• Task requirements: Tally the lines of the listing that contain the string "Coller". Give the number and nothing else.

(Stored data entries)
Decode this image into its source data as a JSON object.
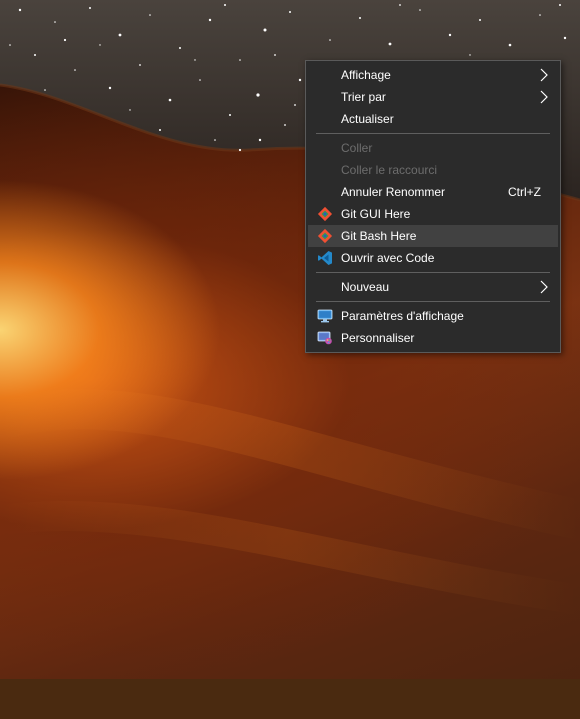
{
  "menu": {
    "items": [
      {
        "label": "Affichage",
        "has_submenu": true
      },
      {
        "label": "Trier par",
        "has_submenu": true
      },
      {
        "label": "Actualiser"
      },
      {
        "label": "Coller",
        "disabled": true
      },
      {
        "label": "Coller le raccourci",
        "disabled": true
      },
      {
        "label": "Annuler Renommer",
        "shortcut": "Ctrl+Z"
      },
      {
        "label": "Git GUI Here",
        "icon": "git-icon"
      },
      {
        "label": "Git Bash Here",
        "icon": "git-icon",
        "highlighted": true
      },
      {
        "label": "Ouvrir avec Code",
        "icon": "vscode-icon"
      },
      {
        "label": "Nouveau",
        "has_submenu": true
      },
      {
        "label": "Paramètres d'affichage",
        "icon": "display-settings-icon"
      },
      {
        "label": "Personnaliser",
        "icon": "personalize-icon"
      }
    ]
  },
  "colors": {
    "menu_bg": "#2b2b2b",
    "menu_border": "#5a5a5a",
    "highlight": "#414141",
    "text": "#ffffff",
    "disabled_text": "#6d6d6d",
    "git_orange": "#f05033",
    "vscode_blue": "#2489ca"
  }
}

• Result of the exercise: 2